## Problem details
What follows is a listing to be transcribed exactly.
——
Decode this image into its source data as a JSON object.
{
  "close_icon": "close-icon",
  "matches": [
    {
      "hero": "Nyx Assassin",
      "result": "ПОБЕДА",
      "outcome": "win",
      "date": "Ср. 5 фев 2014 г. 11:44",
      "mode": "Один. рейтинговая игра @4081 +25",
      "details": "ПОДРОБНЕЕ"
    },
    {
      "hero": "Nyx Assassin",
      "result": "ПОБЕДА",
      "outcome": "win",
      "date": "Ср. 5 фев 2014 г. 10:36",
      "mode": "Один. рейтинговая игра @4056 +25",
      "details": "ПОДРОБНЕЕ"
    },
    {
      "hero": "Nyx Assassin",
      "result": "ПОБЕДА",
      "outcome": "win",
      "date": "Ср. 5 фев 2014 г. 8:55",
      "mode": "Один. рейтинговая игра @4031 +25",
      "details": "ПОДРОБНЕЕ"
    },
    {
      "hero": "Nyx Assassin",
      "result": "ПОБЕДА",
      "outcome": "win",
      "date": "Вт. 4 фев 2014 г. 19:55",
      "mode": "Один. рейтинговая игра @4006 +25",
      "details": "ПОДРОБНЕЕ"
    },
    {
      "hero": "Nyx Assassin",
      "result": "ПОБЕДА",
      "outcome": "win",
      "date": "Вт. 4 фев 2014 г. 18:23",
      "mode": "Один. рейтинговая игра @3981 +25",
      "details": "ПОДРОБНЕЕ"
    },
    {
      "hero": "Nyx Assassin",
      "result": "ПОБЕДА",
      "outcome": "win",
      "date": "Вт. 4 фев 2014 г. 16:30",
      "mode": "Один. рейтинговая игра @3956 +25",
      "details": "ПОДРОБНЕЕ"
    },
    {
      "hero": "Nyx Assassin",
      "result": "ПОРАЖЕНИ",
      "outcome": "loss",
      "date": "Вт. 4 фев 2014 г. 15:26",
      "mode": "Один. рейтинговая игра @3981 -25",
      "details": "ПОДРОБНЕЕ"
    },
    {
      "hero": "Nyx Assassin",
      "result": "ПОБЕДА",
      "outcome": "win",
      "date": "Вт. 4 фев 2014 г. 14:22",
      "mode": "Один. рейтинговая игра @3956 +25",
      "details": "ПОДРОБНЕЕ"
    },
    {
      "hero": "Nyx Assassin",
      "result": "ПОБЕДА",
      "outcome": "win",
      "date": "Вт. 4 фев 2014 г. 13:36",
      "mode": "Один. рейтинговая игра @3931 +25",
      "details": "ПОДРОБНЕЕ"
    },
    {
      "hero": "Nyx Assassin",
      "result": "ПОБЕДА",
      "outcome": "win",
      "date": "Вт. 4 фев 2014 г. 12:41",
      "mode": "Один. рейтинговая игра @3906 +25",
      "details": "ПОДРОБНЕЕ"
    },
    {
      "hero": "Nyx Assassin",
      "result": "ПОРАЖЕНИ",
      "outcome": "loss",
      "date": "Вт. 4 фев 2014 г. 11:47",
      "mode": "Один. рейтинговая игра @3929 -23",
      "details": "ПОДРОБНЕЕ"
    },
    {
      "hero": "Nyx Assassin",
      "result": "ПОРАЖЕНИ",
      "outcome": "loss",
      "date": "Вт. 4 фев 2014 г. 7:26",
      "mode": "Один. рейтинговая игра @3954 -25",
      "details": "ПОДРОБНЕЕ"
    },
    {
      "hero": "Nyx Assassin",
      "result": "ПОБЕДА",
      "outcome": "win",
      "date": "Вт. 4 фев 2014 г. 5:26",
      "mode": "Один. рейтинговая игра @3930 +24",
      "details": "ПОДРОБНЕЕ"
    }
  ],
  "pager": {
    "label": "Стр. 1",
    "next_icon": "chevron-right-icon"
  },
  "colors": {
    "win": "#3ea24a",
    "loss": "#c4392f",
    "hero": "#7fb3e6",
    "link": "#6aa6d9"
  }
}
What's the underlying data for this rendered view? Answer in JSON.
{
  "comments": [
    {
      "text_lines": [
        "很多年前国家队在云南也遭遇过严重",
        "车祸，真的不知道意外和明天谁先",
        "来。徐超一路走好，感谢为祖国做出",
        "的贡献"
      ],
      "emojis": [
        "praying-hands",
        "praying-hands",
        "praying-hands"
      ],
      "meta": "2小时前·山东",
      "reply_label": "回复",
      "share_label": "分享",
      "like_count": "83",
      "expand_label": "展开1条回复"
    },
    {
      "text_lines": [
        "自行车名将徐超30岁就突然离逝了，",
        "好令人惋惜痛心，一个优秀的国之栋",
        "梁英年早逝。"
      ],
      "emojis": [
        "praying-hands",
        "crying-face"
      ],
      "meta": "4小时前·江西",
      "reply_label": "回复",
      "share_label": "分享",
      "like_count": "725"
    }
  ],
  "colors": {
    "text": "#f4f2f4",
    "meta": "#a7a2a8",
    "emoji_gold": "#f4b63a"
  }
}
——
## Complete response
Decode this image into its source data as a JSON object.
{
  "close_icon": "close-icon",
  "matches": [
    {
      "hero": "Nyx Assassin",
      "result": "ПОБЕДА",
      "outcome": "win",
      "date": "Ср. 5 фев 2014 г. 11:44",
      "mode": "Один. рейтинговая игра @4081 +25",
      "details": "ПОДРОБНЕЕ"
    },
    {
      "hero": "Nyx Assassin",
      "result": "ПОБЕДА",
      "outcome": "win",
      "date": "Ср. 5 фев 2014 г. 10:36",
      "mode": "Один. рейтинговая игра @4056 +25",
      "details": "ПОДРОБНЕЕ"
    },
    {
      "hero": "Nyx Assassin",
      "result": "ПОБЕДА",
      "outcome": "win",
      "date": "Ср. 5 фев 2014 г. 8:55",
      "mode": "Один. рейтинговая игра @4031 +25",
      "details": "ПОДРОБНЕЕ"
    },
    {
      "hero": "Nyx Assassin",
      "result": "ПОБЕДА",
      "outcome": "win",
      "date": "Вт. 4 фев 2014 г. 19:55",
      "mode": "Один. рейтинговая игра @4006 +25",
      "details": "ПОДРОБНЕЕ"
    },
    {
      "hero": "Nyx Assassin",
      "result": "ПОБЕДА",
      "outcome": "win",
      "date": "Вт. 4 фев 2014 г. 18:23",
      "mode": "Один. рейтинговая игра @3981 +25",
      "details": "ПОДРОБНЕЕ"
    },
    {
      "hero": "Nyx Assassin",
      "result": "ПОБЕДА",
      "outcome": "win",
      "date": "Вт. 4 фев 2014 г. 16:30",
      "mode": "Один. рейтинговая игра @3956 +25",
      "details": "ПОДРОБНЕЕ"
    },
    {
      "hero": "Nyx Assassin",
      "result": "ПОРАЖЕНИ",
      "outcome": "loss",
      "date": "Вт. 4 фев 2014 г. 15:26",
      "mode": "Один. рейтинговая игра @3981 -25",
      "details": "ПОДРОБНЕЕ"
    },
    {
      "hero": "Nyx Assassin",
      "result": "ПОБЕДА",
      "outcome": "win",
      "date": "Вт. 4 фев 2014 г. 14:22",
      "mode": "Один. рейтинговая игра @3956 +25",
      "details": "ПОДРОБНЕЕ"
    },
    {
      "hero": "Nyx Assassin",
      "result": "ПОБЕДА",
      "outcome": "win",
      "date": "Вт. 4 фев 2014 г. 13:36",
      "mode": "Один. рейтинговая игра @3931 +25",
      "details": "ПОДРОБНЕЕ"
    },
    {
      "hero": "Nyx Assassin",
      "result": "ПОБЕДА",
      "outcome": "win",
      "date": "Вт. 4 фев 2014 г. 12:41",
      "mode": "Один. рейтинговая игра @3906 +25",
      "details": "ПОДРОБНЕЕ"
    },
    {
      "hero": "Nyx Assassin",
      "result": "ПОРАЖЕНИ",
      "outcome": "loss",
      "date": "Вт. 4 фев 2014 г. 11:47",
      "mode": "Один. рейтинговая игра @3929 -23",
      "details": "ПОДРОБНЕЕ"
    },
    {
      "hero": "Nyx Assassin",
      "result": "ПОРАЖЕНИ",
      "outcome": "loss",
      "date": "Вт. 4 фев 2014 г. 7:26",
      "mode": "Один. рейтинговая игра @3954 -25",
      "details": "ПОДРОБНЕЕ"
    },
    {
      "hero": "Nyx Assassin",
      "result": "ПОБЕДА",
      "outcome": "win",
      "date": "Вт. 4 фев 2014 г. 5:26",
      "mode": "Один. рейтинговая игра @3930 +24",
      "details": "ПОДРОБНЕЕ"
    }
  ],
  "pager": {
    "label": "Стр. 1",
    "next_icon": "chevron-right-icon"
  },
  "colors": {
    "win": "#3ea24a",
    "loss": "#c4392f",
    "hero": "#7fb3e6",
    "link": "#6aa6d9"
  }
}
What's the underlying data for this rendered view? Answer in JSON.
{
  "comments": [
    {
      "text_lines": [
        "很多年前国家队在云南也遭遇过严重",
        "车祸，真的不知道意外和明天谁先",
        "来。徐超一路走好，感谢为祖国做出",
        "的贡献"
      ],
      "emojis": [
        "praying-hands",
        "praying-hands",
        "praying-hands"
      ],
      "meta": "2小时前·山东",
      "reply_label": "回复",
      "share_label": "分享",
      "like_count": "83",
      "expand_label": "展开1条回复"
    },
    {
      "text_lines": [
        "自行车名将徐超30岁就突然离逝了，",
        "好令人惋惜痛心，一个优秀的国之栋",
        "梁英年早逝。"
      ],
      "emojis": [
        "praying-hands",
        "crying-face"
      ],
      "meta": "4小时前·江西",
      "reply_label": "回复",
      "share_label": "分享",
      "like_count": "725"
    }
  ],
  "colors": {
    "text": "#f4f2f4",
    "meta": "#a7a2a8",
    "emoji_gold": "#f4b63a"
  }
}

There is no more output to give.